Some records
+++++

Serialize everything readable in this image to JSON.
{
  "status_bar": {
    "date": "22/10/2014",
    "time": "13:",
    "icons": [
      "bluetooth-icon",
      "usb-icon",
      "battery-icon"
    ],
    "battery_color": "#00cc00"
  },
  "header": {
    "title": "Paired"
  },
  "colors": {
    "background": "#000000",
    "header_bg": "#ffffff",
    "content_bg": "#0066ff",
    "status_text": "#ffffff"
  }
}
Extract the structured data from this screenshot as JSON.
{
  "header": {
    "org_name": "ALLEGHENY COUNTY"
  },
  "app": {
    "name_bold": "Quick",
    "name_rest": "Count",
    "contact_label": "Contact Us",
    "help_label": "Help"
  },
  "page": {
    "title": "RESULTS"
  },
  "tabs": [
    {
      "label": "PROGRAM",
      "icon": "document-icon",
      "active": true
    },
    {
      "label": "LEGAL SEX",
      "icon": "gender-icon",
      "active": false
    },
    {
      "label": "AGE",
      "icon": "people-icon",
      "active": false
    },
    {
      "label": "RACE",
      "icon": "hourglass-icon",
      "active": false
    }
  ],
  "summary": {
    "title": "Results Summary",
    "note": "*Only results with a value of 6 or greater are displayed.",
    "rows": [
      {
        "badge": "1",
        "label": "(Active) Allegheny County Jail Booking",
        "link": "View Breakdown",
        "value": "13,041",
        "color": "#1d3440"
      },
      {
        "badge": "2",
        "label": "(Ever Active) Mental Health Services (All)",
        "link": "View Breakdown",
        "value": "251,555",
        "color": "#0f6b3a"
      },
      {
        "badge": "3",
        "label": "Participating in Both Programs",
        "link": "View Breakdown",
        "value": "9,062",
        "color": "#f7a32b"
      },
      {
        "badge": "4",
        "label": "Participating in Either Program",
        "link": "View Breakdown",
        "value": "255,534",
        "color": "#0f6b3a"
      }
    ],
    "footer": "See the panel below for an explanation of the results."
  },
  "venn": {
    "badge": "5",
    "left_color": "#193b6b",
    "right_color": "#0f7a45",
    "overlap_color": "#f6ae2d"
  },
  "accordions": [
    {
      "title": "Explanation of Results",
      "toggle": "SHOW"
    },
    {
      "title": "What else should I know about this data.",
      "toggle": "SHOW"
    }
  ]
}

+++++

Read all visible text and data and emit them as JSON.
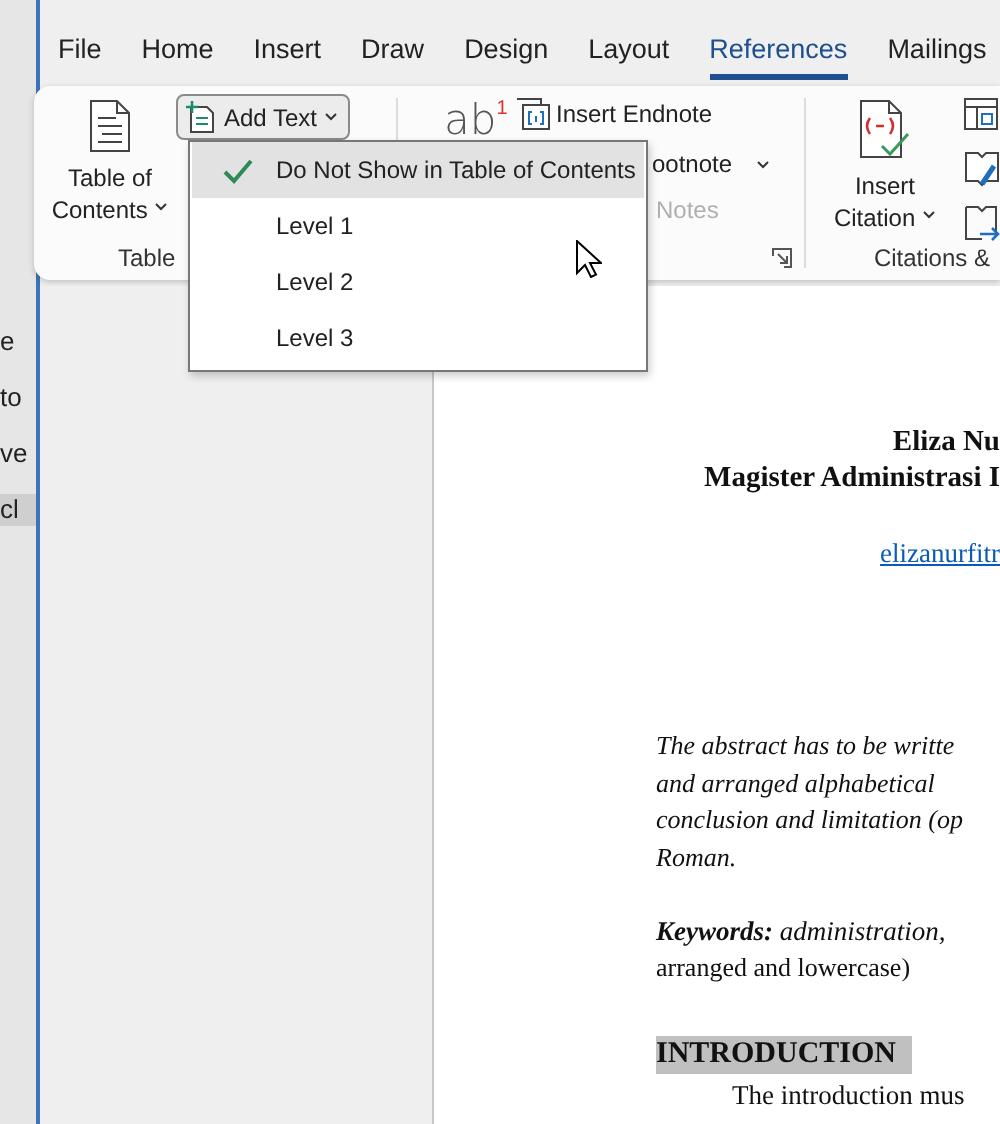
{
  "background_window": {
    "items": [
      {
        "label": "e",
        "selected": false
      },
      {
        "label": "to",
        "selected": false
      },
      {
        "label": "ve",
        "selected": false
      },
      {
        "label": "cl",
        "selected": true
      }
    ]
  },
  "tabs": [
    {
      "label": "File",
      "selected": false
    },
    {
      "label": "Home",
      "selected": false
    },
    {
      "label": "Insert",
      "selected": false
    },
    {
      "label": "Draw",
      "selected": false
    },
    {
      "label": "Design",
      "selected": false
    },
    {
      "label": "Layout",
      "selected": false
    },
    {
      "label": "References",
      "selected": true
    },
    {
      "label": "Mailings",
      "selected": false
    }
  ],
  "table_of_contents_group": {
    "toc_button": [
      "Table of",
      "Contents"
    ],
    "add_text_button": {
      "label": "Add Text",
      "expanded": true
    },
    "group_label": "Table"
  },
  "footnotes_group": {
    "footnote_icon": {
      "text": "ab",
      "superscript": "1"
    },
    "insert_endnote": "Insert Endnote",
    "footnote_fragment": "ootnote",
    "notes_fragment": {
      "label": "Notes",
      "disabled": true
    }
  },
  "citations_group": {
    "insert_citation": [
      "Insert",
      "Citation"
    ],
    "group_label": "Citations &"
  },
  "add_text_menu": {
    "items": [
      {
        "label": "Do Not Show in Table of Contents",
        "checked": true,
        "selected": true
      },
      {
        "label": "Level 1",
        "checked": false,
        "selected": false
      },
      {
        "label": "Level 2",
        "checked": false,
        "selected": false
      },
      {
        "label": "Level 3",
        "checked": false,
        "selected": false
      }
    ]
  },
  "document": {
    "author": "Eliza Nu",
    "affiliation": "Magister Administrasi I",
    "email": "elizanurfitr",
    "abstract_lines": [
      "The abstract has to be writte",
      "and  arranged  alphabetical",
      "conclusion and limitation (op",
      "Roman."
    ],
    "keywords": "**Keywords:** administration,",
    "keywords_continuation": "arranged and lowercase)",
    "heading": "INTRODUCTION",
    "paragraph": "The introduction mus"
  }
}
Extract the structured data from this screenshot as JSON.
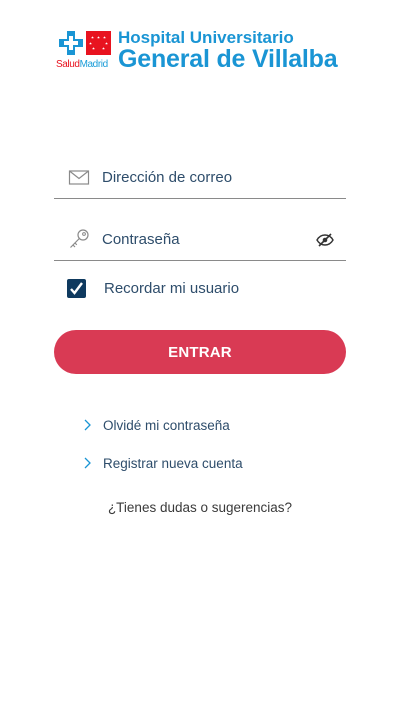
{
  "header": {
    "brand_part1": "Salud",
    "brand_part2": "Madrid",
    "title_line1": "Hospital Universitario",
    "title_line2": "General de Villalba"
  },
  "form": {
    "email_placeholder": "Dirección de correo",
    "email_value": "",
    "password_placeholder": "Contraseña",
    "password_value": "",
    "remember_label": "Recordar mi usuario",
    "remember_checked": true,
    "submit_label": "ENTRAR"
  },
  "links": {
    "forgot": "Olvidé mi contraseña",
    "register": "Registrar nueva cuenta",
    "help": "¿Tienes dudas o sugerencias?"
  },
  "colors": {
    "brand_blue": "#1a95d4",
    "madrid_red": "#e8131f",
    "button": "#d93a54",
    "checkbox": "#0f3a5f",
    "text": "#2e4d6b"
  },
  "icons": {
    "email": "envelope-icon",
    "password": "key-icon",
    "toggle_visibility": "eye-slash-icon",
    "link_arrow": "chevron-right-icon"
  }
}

+++++

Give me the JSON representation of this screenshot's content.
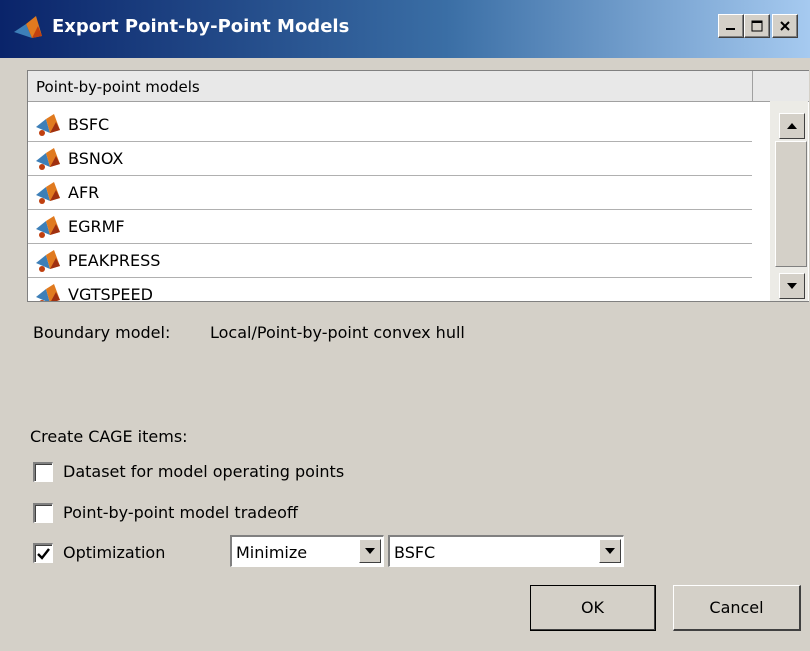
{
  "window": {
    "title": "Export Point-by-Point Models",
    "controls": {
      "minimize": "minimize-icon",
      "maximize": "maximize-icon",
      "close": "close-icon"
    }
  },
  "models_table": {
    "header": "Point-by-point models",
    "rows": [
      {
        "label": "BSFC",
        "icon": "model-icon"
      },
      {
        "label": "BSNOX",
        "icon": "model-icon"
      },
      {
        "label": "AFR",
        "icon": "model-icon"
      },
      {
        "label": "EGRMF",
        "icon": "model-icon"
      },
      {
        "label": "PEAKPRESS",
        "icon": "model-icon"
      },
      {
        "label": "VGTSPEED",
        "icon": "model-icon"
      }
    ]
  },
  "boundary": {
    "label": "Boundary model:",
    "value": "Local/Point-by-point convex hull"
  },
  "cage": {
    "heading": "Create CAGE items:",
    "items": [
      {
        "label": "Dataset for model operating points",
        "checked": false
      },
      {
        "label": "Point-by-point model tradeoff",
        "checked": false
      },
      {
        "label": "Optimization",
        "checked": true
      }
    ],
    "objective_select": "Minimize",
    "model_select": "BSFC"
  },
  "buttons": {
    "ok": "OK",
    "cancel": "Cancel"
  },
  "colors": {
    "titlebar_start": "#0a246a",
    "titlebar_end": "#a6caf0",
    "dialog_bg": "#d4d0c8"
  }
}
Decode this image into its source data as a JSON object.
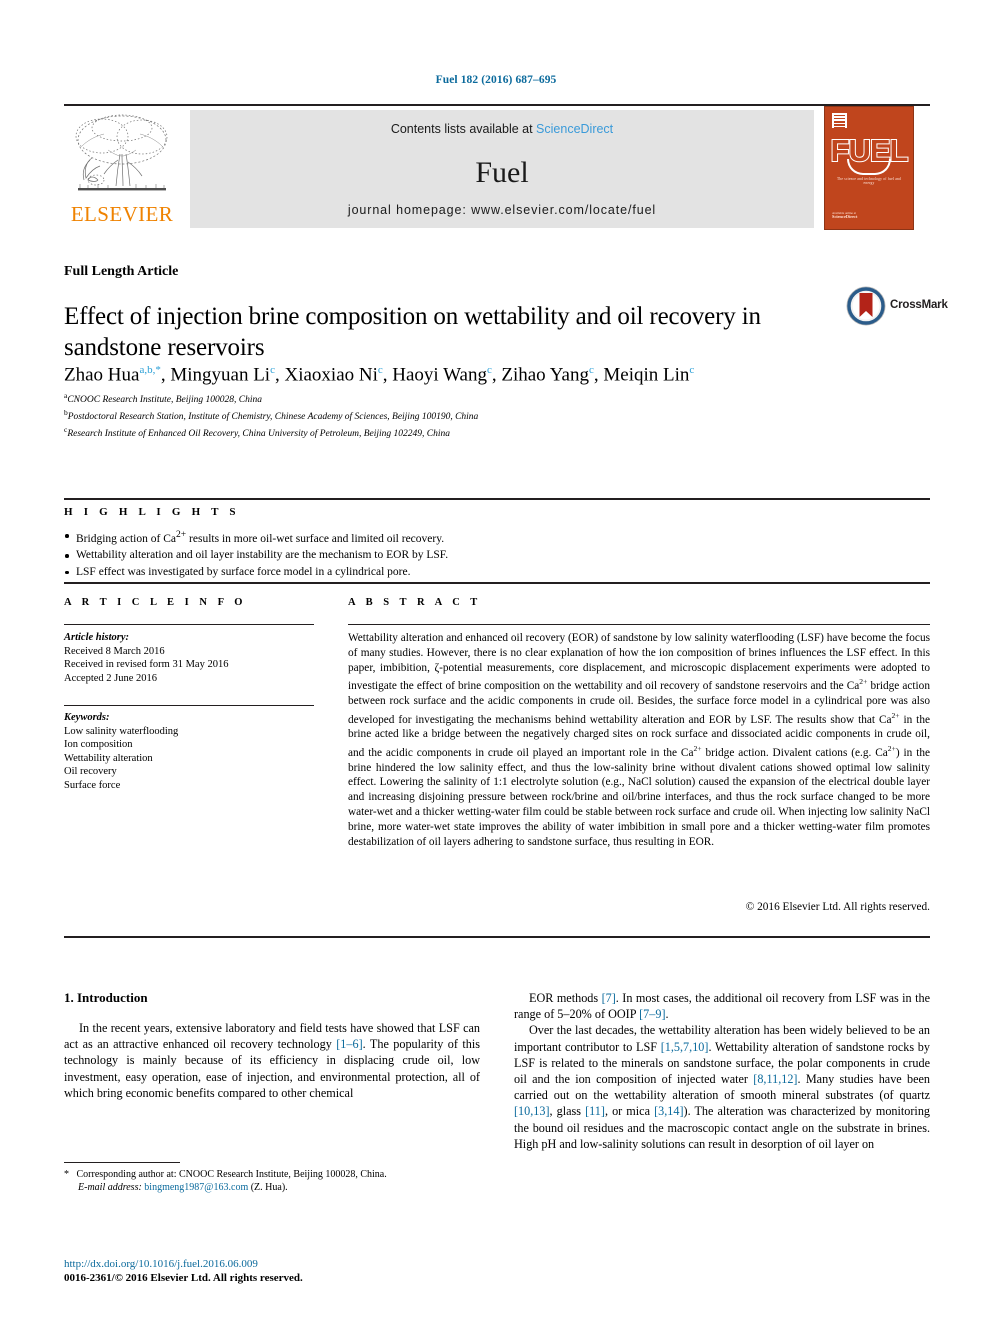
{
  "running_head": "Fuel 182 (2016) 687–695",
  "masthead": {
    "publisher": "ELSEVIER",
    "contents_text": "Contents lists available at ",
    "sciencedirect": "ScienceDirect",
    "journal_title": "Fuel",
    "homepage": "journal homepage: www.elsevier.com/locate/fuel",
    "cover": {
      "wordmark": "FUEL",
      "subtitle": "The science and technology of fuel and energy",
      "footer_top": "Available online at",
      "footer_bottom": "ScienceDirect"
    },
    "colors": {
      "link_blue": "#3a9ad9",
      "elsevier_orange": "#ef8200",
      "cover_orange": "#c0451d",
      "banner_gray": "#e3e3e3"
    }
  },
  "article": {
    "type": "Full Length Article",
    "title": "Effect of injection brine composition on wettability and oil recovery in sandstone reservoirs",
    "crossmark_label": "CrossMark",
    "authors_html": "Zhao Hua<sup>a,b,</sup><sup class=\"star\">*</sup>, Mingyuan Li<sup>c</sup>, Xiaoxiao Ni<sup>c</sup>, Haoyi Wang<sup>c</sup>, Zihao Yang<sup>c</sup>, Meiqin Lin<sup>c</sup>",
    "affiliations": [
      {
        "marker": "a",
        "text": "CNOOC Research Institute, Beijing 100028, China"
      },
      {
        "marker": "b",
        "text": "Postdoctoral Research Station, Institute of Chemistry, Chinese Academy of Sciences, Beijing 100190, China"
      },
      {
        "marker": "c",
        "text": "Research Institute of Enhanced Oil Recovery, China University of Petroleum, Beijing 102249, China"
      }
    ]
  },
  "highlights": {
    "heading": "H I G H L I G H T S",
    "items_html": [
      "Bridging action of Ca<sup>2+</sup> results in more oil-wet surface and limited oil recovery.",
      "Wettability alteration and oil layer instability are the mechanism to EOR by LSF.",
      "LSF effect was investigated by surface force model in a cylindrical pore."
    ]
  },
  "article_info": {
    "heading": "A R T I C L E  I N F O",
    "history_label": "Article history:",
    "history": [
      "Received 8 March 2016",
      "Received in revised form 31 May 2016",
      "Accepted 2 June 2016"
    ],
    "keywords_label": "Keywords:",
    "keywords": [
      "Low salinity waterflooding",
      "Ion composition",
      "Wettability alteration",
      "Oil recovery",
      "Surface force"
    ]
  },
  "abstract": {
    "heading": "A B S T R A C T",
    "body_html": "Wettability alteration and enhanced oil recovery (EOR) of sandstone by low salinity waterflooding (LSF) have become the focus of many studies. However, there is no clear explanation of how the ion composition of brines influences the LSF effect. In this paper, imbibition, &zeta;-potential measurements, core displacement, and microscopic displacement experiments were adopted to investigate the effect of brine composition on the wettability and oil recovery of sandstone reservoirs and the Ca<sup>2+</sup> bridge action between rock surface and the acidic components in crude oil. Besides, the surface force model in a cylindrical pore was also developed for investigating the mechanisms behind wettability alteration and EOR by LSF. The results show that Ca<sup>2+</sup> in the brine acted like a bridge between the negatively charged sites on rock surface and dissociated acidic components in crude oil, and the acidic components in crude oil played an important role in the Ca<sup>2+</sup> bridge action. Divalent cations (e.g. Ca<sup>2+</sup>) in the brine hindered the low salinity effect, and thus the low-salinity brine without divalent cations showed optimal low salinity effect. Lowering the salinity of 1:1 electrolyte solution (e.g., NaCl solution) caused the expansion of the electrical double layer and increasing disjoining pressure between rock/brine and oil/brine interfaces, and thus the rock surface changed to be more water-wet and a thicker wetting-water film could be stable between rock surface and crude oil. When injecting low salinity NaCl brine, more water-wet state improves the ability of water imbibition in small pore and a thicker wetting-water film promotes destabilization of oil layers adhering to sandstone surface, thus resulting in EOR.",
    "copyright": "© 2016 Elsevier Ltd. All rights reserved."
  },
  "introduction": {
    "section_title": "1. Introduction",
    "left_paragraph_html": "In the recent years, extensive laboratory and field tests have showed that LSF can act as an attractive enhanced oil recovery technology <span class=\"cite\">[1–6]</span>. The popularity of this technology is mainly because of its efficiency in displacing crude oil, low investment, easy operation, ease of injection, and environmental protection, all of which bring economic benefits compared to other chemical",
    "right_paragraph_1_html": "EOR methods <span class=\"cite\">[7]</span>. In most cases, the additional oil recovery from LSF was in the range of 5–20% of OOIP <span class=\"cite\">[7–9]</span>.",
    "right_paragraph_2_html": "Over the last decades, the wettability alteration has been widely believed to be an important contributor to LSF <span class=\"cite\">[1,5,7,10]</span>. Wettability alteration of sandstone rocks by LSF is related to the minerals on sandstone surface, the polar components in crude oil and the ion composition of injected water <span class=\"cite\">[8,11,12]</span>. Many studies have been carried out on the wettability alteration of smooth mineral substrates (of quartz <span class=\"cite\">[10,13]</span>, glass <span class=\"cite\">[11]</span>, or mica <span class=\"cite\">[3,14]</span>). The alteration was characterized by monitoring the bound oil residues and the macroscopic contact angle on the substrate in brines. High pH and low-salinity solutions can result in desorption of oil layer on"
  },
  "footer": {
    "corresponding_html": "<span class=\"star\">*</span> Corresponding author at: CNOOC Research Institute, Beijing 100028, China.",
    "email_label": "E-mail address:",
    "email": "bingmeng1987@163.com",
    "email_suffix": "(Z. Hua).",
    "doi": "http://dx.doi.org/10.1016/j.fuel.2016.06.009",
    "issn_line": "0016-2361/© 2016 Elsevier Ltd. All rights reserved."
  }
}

+++++

[TASK INSTRUCTIONS]
Out of the records, collect only those lines that contain the string "image".

[OUTPUT OF THE TASK]
Serialize everything readable in this image to JSON.
Decode this image into its source data as a JSON object.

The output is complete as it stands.